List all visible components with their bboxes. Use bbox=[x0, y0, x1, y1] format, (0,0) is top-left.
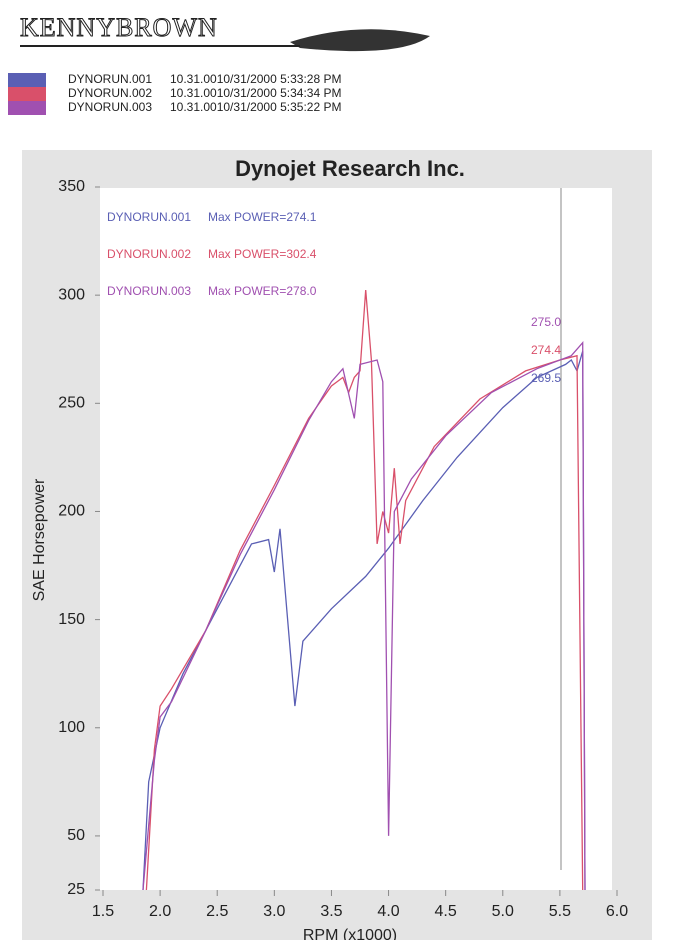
x-tick-label: 2.5 bbox=[206, 903, 228, 920]
y-tick-label: 150 bbox=[58, 611, 85, 628]
legend-swatch bbox=[8, 87, 46, 101]
legend-swatch bbox=[8, 101, 46, 115]
max-power-note: Max POWER=278.0 bbox=[208, 284, 317, 298]
y-tick-label: 350 bbox=[58, 178, 85, 195]
logo-swoosh bbox=[290, 29, 430, 52]
y-tick-label: 25 bbox=[67, 881, 85, 898]
legend-timestamp: 10.31.0010/31/2000 5:33:28 PM bbox=[170, 72, 341, 86]
point-label: 269.5 bbox=[531, 371, 561, 385]
y-tick-label: 100 bbox=[58, 719, 85, 736]
plot-area bbox=[100, 188, 612, 890]
y-axis-label: SAE Horsepower bbox=[31, 478, 48, 601]
series-line bbox=[142, 340, 586, 891]
legend-swatch bbox=[8, 73, 46, 87]
point-label: 274.4 bbox=[531, 343, 561, 357]
legend-timestamp: 10.31.0010/31/2000 5:35:22 PM bbox=[170, 100, 341, 114]
legend-timestamp: 10.31.0010/31/2000 5:34:34 PM bbox=[170, 86, 341, 100]
y-tick-label: 300 bbox=[58, 286, 85, 303]
x-tick-label: 5.0 bbox=[492, 903, 514, 920]
y-tick-label: 250 bbox=[58, 395, 85, 412]
brand: KENNYBROWN bbox=[20, 13, 218, 42]
y-tick-label: 50 bbox=[67, 827, 85, 844]
x-tick-label: 3.5 bbox=[320, 903, 342, 920]
x-tick-label: 4.5 bbox=[435, 903, 457, 920]
legend-name: DYNORUN.003 bbox=[68, 100, 152, 114]
series-line bbox=[142, 351, 586, 891]
chart-title: Dynojet Research Inc. bbox=[235, 156, 465, 181]
point-label: 275.0 bbox=[531, 315, 561, 329]
x-tick-label: 6.0 bbox=[606, 903, 628, 920]
x-tick-label: 2.0 bbox=[149, 903, 171, 920]
x-axis-label: RPM (x1000) bbox=[303, 927, 397, 940]
max-power-note: Max POWER=274.1 bbox=[208, 210, 317, 224]
y-tick-label: 200 bbox=[58, 503, 85, 520]
series-name-note: DYNORUN.003 bbox=[107, 284, 191, 298]
max-power-note: Max POWER=302.4 bbox=[208, 247, 317, 261]
series-name-note: DYNORUN.002 bbox=[107, 247, 191, 261]
x-tick-label: 3.0 bbox=[263, 903, 285, 920]
x-tick-label: 1.5 bbox=[92, 903, 114, 920]
legend-name: DYNORUN.002 bbox=[68, 86, 152, 100]
x-tick-label: 5.5 bbox=[549, 903, 571, 920]
series-name-note: DYNORUN.001 bbox=[107, 210, 191, 224]
legend-name: DYNORUN.001 bbox=[68, 72, 152, 86]
x-tick-label: 4.0 bbox=[377, 903, 399, 920]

= = =

Reproduce the items above, changing every "Max POWER" to "Peak POWER" and leaving everything else unchanged. Omit the pictures.

List all visible components with their bboxes. Use bbox=[x0, y0, x1, y1] format, (0,0) is top-left.
x-tick-label: 2.5 bbox=[206, 903, 228, 920]
y-tick-label: 150 bbox=[58, 611, 85, 628]
legend-swatch bbox=[8, 87, 46, 101]
legend-swatch bbox=[8, 101, 46, 115]
max-power-note: Peak POWER=278.0 bbox=[208, 284, 317, 298]
y-tick-label: 350 bbox=[58, 178, 85, 195]
logo-swoosh bbox=[290, 29, 430, 52]
y-tick-label: 25 bbox=[67, 881, 85, 898]
legend-timestamp: 10.31.0010/31/2000 5:33:28 PM bbox=[170, 72, 341, 86]
point-label: 269.5 bbox=[531, 371, 561, 385]
y-tick-label: 100 bbox=[58, 719, 85, 736]
plot-area bbox=[100, 188, 612, 890]
y-axis-label: SAE Horsepower bbox=[31, 478, 48, 601]
series-line bbox=[142, 340, 586, 891]
legend-swatch bbox=[8, 73, 46, 87]
point-label: 274.4 bbox=[531, 343, 561, 357]
legend-timestamp: 10.31.0010/31/2000 5:35:22 PM bbox=[170, 100, 341, 114]
legend-timestamp: 10.31.0010/31/2000 5:34:34 PM bbox=[170, 86, 341, 100]
y-tick-label: 300 bbox=[58, 286, 85, 303]
x-tick-label: 5.0 bbox=[492, 903, 514, 920]
y-tick-label: 250 bbox=[58, 395, 85, 412]
brand: KENNYBROWN bbox=[20, 13, 218, 42]
y-tick-label: 50 bbox=[67, 827, 85, 844]
x-tick-label: 3.5 bbox=[320, 903, 342, 920]
x-tick-label: 4.5 bbox=[435, 903, 457, 920]
legend-name: DYNORUN.003 bbox=[68, 100, 152, 114]
series-line bbox=[142, 351, 586, 891]
chart-title: Dynojet Research Inc. bbox=[235, 156, 465, 181]
point-label: 275.0 bbox=[531, 315, 561, 329]
x-tick-label: 6.0 bbox=[606, 903, 628, 920]
x-tick-label: 2.0 bbox=[149, 903, 171, 920]
x-axis-label: RPM (x1000) bbox=[303, 927, 397, 940]
max-power-note: Peak POWER=274.1 bbox=[208, 210, 317, 224]
y-tick-label: 200 bbox=[58, 503, 85, 520]
series-name-note: DYNORUN.003 bbox=[107, 284, 191, 298]
max-power-note: Peak POWER=302.4 bbox=[208, 247, 317, 261]
series-name-note: DYNORUN.002 bbox=[107, 247, 191, 261]
x-tick-label: 3.0 bbox=[263, 903, 285, 920]
x-tick-label: 1.5 bbox=[92, 903, 114, 920]
legend-name: DYNORUN.002 bbox=[68, 86, 152, 100]
x-tick-label: 5.5 bbox=[549, 903, 571, 920]
series-name-note: DYNORUN.001 bbox=[107, 210, 191, 224]
legend-name: DYNORUN.001 bbox=[68, 72, 152, 86]
x-tick-label: 4.0 bbox=[377, 903, 399, 920]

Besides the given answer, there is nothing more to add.